▶ [Task data]:
# # # # #

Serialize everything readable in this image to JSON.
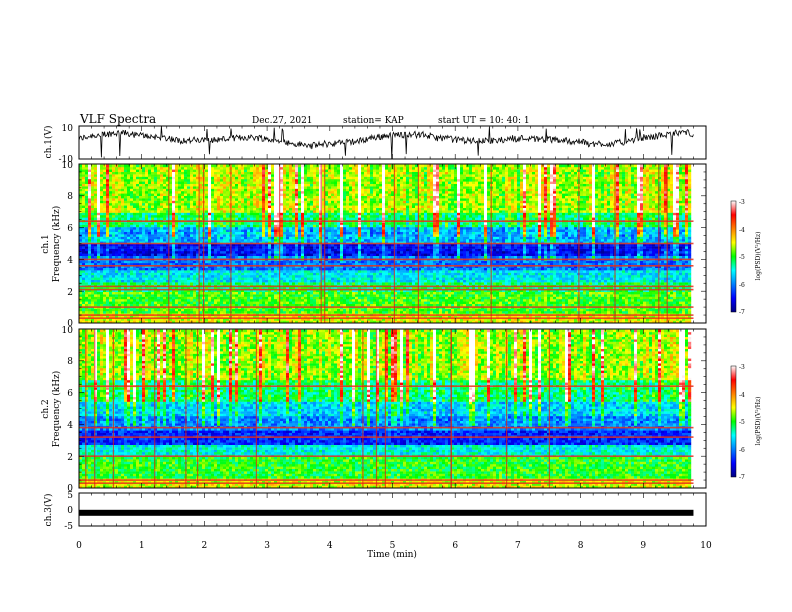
{
  "header": {
    "title": "VLF Spectra",
    "date": "Dec.27, 2021",
    "station": "station= KAP",
    "start": "start  UT =   10: 40: 1"
  },
  "chart_data": [
    {
      "type": "line",
      "name": "ch1-waveform",
      "ylabel": "ch.1(V)",
      "ylim": [
        -10,
        10
      ],
      "yticks": [
        "10",
        "-10"
      ],
      "xlim": [
        0,
        10
      ],
      "x_extent": 9.8,
      "baseline_v": 2,
      "color": "#000000"
    },
    {
      "type": "heatmap",
      "name": "ch1-spectrogram",
      "ylabel_1": "ch.1",
      "ylabel_2": "Frequency (kHz)",
      "ylim": [
        0,
        10
      ],
      "yticks": [
        "0",
        "2",
        "4",
        "6",
        "8",
        "10"
      ],
      "xlim": [
        0,
        10
      ],
      "x_extent": 9.8,
      "lines_khz": [
        0.3,
        0.5,
        1.0,
        2.1,
        2.3,
        3.6,
        4.0,
        5.0,
        6.4
      ],
      "colorbar": {
        "min": -7,
        "max": -3,
        "ticks": [
          "-3",
          "-4",
          "-5",
          "-6",
          "-7"
        ],
        "label": "log(PSD)(V²/Hz)"
      }
    },
    {
      "type": "heatmap",
      "name": "ch2-spectrogram",
      "ylabel_1": "ch.2",
      "ylabel_2": "Frequency (kHz)",
      "ylim": [
        0,
        10
      ],
      "yticks": [
        "0",
        "2",
        "4",
        "6",
        "8",
        "10"
      ],
      "xlim": [
        0,
        10
      ],
      "x_extent": 9.8,
      "lines_khz": [
        0.3,
        0.5,
        2.0,
        3.2,
        3.8,
        6.4
      ],
      "colorbar": {
        "min": -7,
        "max": -3,
        "ticks": [
          "-3",
          "-4",
          "-5",
          "-6",
          "-7"
        ],
        "label": "log(PSD)(V²/Hz)"
      }
    },
    {
      "type": "line",
      "name": "ch3-waveform",
      "ylabel": "ch.3(V)",
      "ylim": [
        -5,
        5
      ],
      "yticks": [
        "5",
        "0",
        "-5"
      ],
      "xlim": [
        0,
        10
      ],
      "x_extent": 9.8,
      "level_v": -1,
      "color": "#000000",
      "xlabel": "Time (min)",
      "xticks": [
        "0",
        "1",
        "2",
        "3",
        "4",
        "5",
        "6",
        "7",
        "8",
        "9",
        "10"
      ]
    }
  ]
}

# # # # #

▶ [Problem]:
All lines holding the word "name" should be picked out and copied.

▶ [Task solution]:
      "name": "ch1-waveform",
      "name": "ch1-spectrogram",
      "name": "ch2-spectrogram",
      "name": "ch3-waveform",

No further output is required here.